— BEGIN —
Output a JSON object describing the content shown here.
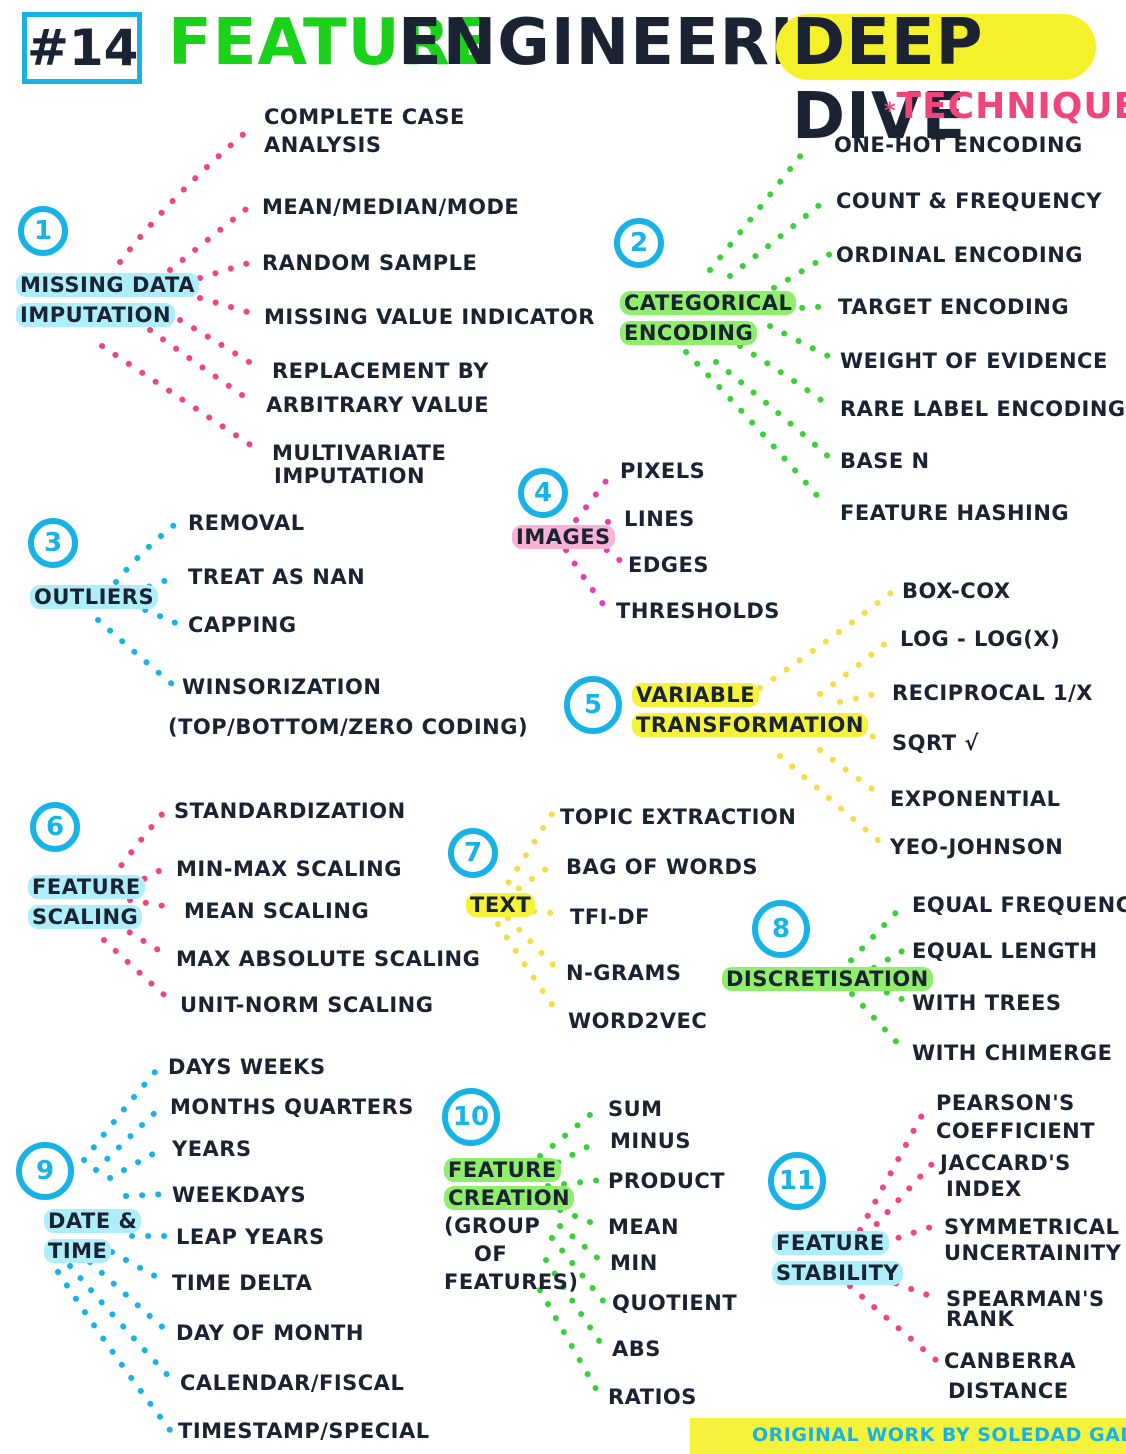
{
  "title": {
    "number": "#14",
    "word1": "Feature",
    "word2": "Engineering",
    "word3": "Deep Dive",
    "subtitle": "Techniques",
    "star": "*"
  },
  "colors": {
    "blue": "#17b3e6",
    "pink": "#f0457a",
    "green": "#3ccf3c",
    "yellow": "#f5d83c",
    "navy": "#1b2333"
  },
  "sections": [
    {
      "number": "1",
      "label_lines": [
        "Missing Data",
        "Imputation"
      ],
      "highlight": "blue",
      "dot_color": "pink",
      "items": [
        "Complete case",
        "analysis",
        "Mean/Median/Mode",
        "Random sample",
        "Missing value indicator",
        "Replacement by",
        "arbitrary value",
        "Multivariate",
        "imputation"
      ]
    },
    {
      "number": "2",
      "label_lines": [
        "Categorical",
        "Encoding"
      ],
      "highlight": "green",
      "dot_color": "green",
      "items": [
        "One-hot encoding",
        "Count & frequency",
        "Ordinal encoding",
        "Target encoding",
        "Weight of evidence",
        "Rare label encoding",
        "Base N",
        "Feature hashing"
      ]
    },
    {
      "number": "3",
      "label_lines": [
        "Outliers"
      ],
      "highlight": "blue",
      "dot_color": "blue",
      "items": [
        "Removal",
        "Treat as NaN",
        "Capping",
        "Winsorization",
        "(top/bottom/zero coding)"
      ]
    },
    {
      "number": "4",
      "label_lines": [
        "Images"
      ],
      "highlight": "pink",
      "dot_color": "magenta",
      "items": [
        "Pixels",
        "Lines",
        "Edges",
        "Thresholds"
      ]
    },
    {
      "number": "5",
      "label_lines": [
        "Variable",
        "Transformation"
      ],
      "highlight": "yellow",
      "dot_color": "yellow",
      "items": [
        "Box-Cox",
        "Log - log(x)",
        "Reciprocal 1/x",
        "Sqrt √",
        "Exponential",
        "Yeo-Johnson"
      ]
    },
    {
      "number": "6",
      "label_lines": [
        "Feature",
        "Scaling"
      ],
      "highlight": "blue",
      "dot_color": "pink",
      "items": [
        "Standardization",
        "Min-Max scaling",
        "Mean scaling",
        "Max absolute scaling",
        "Unit-norm scaling"
      ]
    },
    {
      "number": "7",
      "label_lines": [
        "Text"
      ],
      "highlight": "yellow",
      "dot_color": "yellow",
      "items": [
        "Topic extraction",
        "Bag of words",
        "TFI-DF",
        "N-grams",
        "Word2Vec"
      ]
    },
    {
      "number": "8",
      "label_lines": [
        "Discretisation"
      ],
      "highlight": "green",
      "dot_color": "green",
      "items": [
        "Equal frequency",
        "Equal length",
        "With trees",
        "With ChiMerge"
      ]
    },
    {
      "number": "9",
      "label_lines": [
        "Date &",
        "Time"
      ],
      "highlight": "blue",
      "dot_color": "blue",
      "items": [
        "Days weeks",
        "Months quarters",
        "Years",
        "Weekdays",
        "Leap years",
        "Time delta",
        "Day of month",
        "Calendar/fiscal",
        "Timestamp/special"
      ]
    },
    {
      "number": "10",
      "label_lines": [
        "Feature",
        "Creation",
        "(group",
        "of",
        "features)"
      ],
      "highlight": "green",
      "dot_color": "green",
      "items": [
        "Sum",
        "Minus",
        "Product",
        "Mean",
        "Min",
        "Quotient",
        "Abs",
        "Ratios"
      ]
    },
    {
      "number": "11",
      "label_lines": [
        "Feature",
        "Stability"
      ],
      "highlight": "blue",
      "dot_color": "pink",
      "items": [
        "Pearson's",
        "coefficient",
        "Jaccard's",
        "index",
        "Symmetrical",
        "uncertainity",
        "Spearman's",
        "rank",
        "Canberra",
        "distance"
      ]
    }
  ],
  "footer": "Original work by Soledad Galli"
}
— END —
### Do this
Copy all the data exactly as written, but skip any picture.

### Output of the task
Output a JSON object describing the content shown here.
{
  "title": {
    "number": "#14",
    "word1": "Feature",
    "word2": "Engineering",
    "word3": "Deep Dive",
    "subtitle": "Techniques",
    "star": "*"
  },
  "colors": {
    "blue": "#17b3e6",
    "pink": "#f0457a",
    "green": "#3ccf3c",
    "yellow": "#f5d83c",
    "navy": "#1b2333"
  },
  "sections": [
    {
      "number": "1",
      "label_lines": [
        "Missing Data",
        "Imputation"
      ],
      "highlight": "blue",
      "dot_color": "pink",
      "items": [
        "Complete case",
        "analysis",
        "Mean/Median/Mode",
        "Random sample",
        "Missing value indicator",
        "Replacement by",
        "arbitrary value",
        "Multivariate",
        "imputation"
      ]
    },
    {
      "number": "2",
      "label_lines": [
        "Categorical",
        "Encoding"
      ],
      "highlight": "green",
      "dot_color": "green",
      "items": [
        "One-hot encoding",
        "Count & frequency",
        "Ordinal encoding",
        "Target encoding",
        "Weight of evidence",
        "Rare label encoding",
        "Base N",
        "Feature hashing"
      ]
    },
    {
      "number": "3",
      "label_lines": [
        "Outliers"
      ],
      "highlight": "blue",
      "dot_color": "blue",
      "items": [
        "Removal",
        "Treat as NaN",
        "Capping",
        "Winsorization",
        "(top/bottom/zero coding)"
      ]
    },
    {
      "number": "4",
      "label_lines": [
        "Images"
      ],
      "highlight": "pink",
      "dot_color": "magenta",
      "items": [
        "Pixels",
        "Lines",
        "Edges",
        "Thresholds"
      ]
    },
    {
      "number": "5",
      "label_lines": [
        "Variable",
        "Transformation"
      ],
      "highlight": "yellow",
      "dot_color": "yellow",
      "items": [
        "Box-Cox",
        "Log - log(x)",
        "Reciprocal 1/x",
        "Sqrt √",
        "Exponential",
        "Yeo-Johnson"
      ]
    },
    {
      "number": "6",
      "label_lines": [
        "Feature",
        "Scaling"
      ],
      "highlight": "blue",
      "dot_color": "pink",
      "items": [
        "Standardization",
        "Min-Max scaling",
        "Mean scaling",
        "Max absolute scaling",
        "Unit-norm scaling"
      ]
    },
    {
      "number": "7",
      "label_lines": [
        "Text"
      ],
      "highlight": "yellow",
      "dot_color": "yellow",
      "items": [
        "Topic extraction",
        "Bag of words",
        "TFI-DF",
        "N-grams",
        "Word2Vec"
      ]
    },
    {
      "number": "8",
      "label_lines": [
        "Discretisation"
      ],
      "highlight": "green",
      "dot_color": "green",
      "items": [
        "Equal frequency",
        "Equal length",
        "With trees",
        "With ChiMerge"
      ]
    },
    {
      "number": "9",
      "label_lines": [
        "Date &",
        "Time"
      ],
      "highlight": "blue",
      "dot_color": "blue",
      "items": [
        "Days weeks",
        "Months quarters",
        "Years",
        "Weekdays",
        "Leap years",
        "Time delta",
        "Day of month",
        "Calendar/fiscal",
        "Timestamp/special"
      ]
    },
    {
      "number": "10",
      "label_lines": [
        "Feature",
        "Creation",
        "(group",
        "of",
        "features)"
      ],
      "highlight": "green",
      "dot_color": "green",
      "items": [
        "Sum",
        "Minus",
        "Product",
        "Mean",
        "Min",
        "Quotient",
        "Abs",
        "Ratios"
      ]
    },
    {
      "number": "11",
      "label_lines": [
        "Feature",
        "Stability"
      ],
      "highlight": "blue",
      "dot_color": "pink",
      "items": [
        "Pearson's",
        "coefficient",
        "Jaccard's",
        "index",
        "Symmetrical",
        "uncertainity",
        "Spearman's",
        "rank",
        "Canberra",
        "distance"
      ]
    }
  ],
  "footer": "Original work by Soledad Galli"
}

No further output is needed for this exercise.